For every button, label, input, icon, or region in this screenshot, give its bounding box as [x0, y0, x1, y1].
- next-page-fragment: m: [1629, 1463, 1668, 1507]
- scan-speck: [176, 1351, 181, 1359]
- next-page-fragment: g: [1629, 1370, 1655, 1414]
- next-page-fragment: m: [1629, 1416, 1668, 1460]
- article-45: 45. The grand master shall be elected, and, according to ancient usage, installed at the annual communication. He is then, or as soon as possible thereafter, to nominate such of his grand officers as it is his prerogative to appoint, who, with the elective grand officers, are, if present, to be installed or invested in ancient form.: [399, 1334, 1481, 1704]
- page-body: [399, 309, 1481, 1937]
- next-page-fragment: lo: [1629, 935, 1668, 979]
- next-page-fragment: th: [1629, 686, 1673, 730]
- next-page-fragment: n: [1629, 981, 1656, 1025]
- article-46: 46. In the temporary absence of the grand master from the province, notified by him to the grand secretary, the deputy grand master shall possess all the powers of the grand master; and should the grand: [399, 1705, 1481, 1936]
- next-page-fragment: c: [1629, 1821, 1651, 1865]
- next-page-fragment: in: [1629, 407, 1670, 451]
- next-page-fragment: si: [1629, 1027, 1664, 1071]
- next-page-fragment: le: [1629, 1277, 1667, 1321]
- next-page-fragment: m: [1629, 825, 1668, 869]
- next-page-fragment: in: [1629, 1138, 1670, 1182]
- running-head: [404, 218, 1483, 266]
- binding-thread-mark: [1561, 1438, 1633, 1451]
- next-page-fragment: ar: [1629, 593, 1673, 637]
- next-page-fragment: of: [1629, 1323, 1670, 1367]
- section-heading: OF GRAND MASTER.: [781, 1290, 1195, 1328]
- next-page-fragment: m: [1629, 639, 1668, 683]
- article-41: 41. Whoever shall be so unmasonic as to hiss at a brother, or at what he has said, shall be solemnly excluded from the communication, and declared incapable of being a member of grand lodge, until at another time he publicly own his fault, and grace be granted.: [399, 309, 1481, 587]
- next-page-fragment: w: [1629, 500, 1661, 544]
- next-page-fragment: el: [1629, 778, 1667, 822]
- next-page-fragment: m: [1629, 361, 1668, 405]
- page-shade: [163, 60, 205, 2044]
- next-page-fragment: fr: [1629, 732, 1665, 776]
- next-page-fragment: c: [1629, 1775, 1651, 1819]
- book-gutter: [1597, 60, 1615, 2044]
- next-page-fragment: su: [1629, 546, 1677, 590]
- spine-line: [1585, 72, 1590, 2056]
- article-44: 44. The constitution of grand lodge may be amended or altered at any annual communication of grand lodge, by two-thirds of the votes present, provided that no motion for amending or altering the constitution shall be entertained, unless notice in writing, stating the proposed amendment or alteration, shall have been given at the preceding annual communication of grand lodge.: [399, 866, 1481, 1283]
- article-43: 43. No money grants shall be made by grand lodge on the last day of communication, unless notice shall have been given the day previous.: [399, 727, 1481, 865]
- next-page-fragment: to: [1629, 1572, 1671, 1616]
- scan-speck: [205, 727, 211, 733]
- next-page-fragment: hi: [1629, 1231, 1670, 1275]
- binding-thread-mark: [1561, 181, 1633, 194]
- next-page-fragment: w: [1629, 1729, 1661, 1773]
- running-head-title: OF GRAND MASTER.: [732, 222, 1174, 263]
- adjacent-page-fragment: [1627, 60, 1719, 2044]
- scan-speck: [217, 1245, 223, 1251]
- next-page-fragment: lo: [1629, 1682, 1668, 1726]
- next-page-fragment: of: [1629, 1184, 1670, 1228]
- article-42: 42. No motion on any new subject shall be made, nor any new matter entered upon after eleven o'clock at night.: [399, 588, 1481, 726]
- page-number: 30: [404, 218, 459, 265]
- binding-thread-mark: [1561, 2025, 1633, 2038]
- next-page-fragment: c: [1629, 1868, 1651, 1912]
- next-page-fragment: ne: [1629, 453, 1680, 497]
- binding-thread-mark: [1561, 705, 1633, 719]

★ ★ ★ ★ ★ ★ ★

» Task brief
Please lay out every line of the records above as a JSON list of strings, one string per line, with blank lines left out.

» Answer
[
  "For every button, label, input, icon, or region in this screenshot, give its bounding box as [x0, y0, x1, y1].",
  "- next-page-fragment: m: [1629, 1463, 1668, 1507]",
  "- scan-speck: [176, 1351, 181, 1359]",
  "- next-page-fragment: g: [1629, 1370, 1655, 1414]",
  "- next-page-fragment: m: [1629, 1416, 1668, 1460]",
  "- article-45: 45. The grand master shall be elected, and, according to ancient usage, installed at the annual communication. He is then, or as soon as possible thereafter, to nominate such of his grand officers as it is his prerogative to appoint, who, with the elective grand officers, are, if present, to be installed or invested in ancient form.: [399, 1334, 1481, 1704]",
  "- page-body: [399, 309, 1481, 1937]",
  "- next-page-fragment: lo: [1629, 935, 1668, 979]",
  "- next-page-fragment: th: [1629, 686, 1673, 730]",
  "- next-page-fragment: n: [1629, 981, 1656, 1025]",
  "- article-46: 46. In the temporary absence of the grand master from the province, notified by him to the grand secretary, the deputy grand master shall possess all the powers of the grand master; and should the grand: [399, 1705, 1481, 1936]",
  "- next-page-fragment: c: [1629, 1821, 1651, 1865]",
  "- next-page-fragment: in: [1629, 407, 1670, 451]",
  "- next-page-fragment: si: [1629, 1027, 1664, 1071]",
  "- next-page-fragment: le: [1629, 1277, 1667, 1321]",
  "- next-page-fragment: m: [1629, 825, 1668, 869]",
  "- next-page-fragment: in: [1629, 1138, 1670, 1182]",
  "- running-head: [404, 218, 1483, 266]",
  "- binding-thread-mark: [1561, 1438, 1633, 1451]",
  "- next-page-fragment: ar: [1629, 593, 1673, 637]",
  "- next-page-fragment: of: [1629, 1323, 1670, 1367]",
  "- section-heading: OF GRAND MASTER.: [781, 1290, 1195, 1328]",
  "- next-page-fragment: m: [1629, 639, 1668, 683]",
  "- article-41: 41. Whoever shall be so unmasonic as to hiss at a brother, or at what he has said, shall be solemnly excluded from the communication, and declared incapable of being a member of grand lodge, until at another time he publicly own his fault, and grace be granted.: [399, 309, 1481, 587]",
  "- next-page-fragment: w: [1629, 500, 1661, 544]",
  "- next-page-fragment: el: [1629, 778, 1667, 822]",
  "- next-page-fragment: m: [1629, 361, 1668, 405]",
  "- page-shade: [163, 60, 205, 2044]",
  "- next-page-fragment: fr: [1629, 732, 1665, 776]",
  "- next-page-fragment: c: [1629, 1775, 1651, 1819]",
  "- book-gutter: [1597, 60, 1615, 2044]",
  "- next-page-fragment: su: [1629, 546, 1677, 590]",
  "- spine-line: [1585, 72, 1590, 2056]",
  "- article-44: 44. The constitution of grand lodge may be amended or altered at any annual communication of grand lodge, by two-thirds of the votes present, provided that no motion for amending or altering the constitution shall be entertained, unless notice in writing, stating the proposed amendment or alteration, shall have been given at the preceding annual communication of grand lodge.: [399, 866, 1481, 1283]",
  "- article-43: 43. No money grants shall be made by grand lodge on the last day of communication, unless notice shall have been given the day previous.: [399, 727, 1481, 865]",
  "- next-page-fragment: to: [1629, 1572, 1671, 1616]",
  "- scan-speck: [205, 727, 211, 733]",
  "- next-page-fragment: hi: [1629, 1231, 1670, 1275]",
  "- binding-thread-mark: [1561, 181, 1633, 194]",
  "- next-page-fragment: w: [1629, 1729, 1661, 1773]",
  "- running-head-title: OF GRAND MASTER.: [732, 222, 1174, 263]",
  "- adjacent-page-fragment: [1627, 60, 1719, 2044]",
  "- scan-speck: [217, 1245, 223, 1251]",
  "- next-page-fragment: lo: [1629, 1682, 1668, 1726]",
  "- next-page-fragment: of: [1629, 1184, 1670, 1228]",
  "- article-42: 42. No motion on any new subject shall be made, nor any new matter entered upon after eleven o'clock at night.: [399, 588, 1481, 726]",
  "- page-number: 30: [404, 218, 459, 265]",
  "- binding-thread-mark: [1561, 2025, 1633, 2038]",
  "- next-page-fragment: c: [1629, 1868, 1651, 1912]",
  "- next-page-fragment: ne: [1629, 453, 1680, 497]",
  "- binding-thread-mark: [1561, 705, 1633, 719]"
]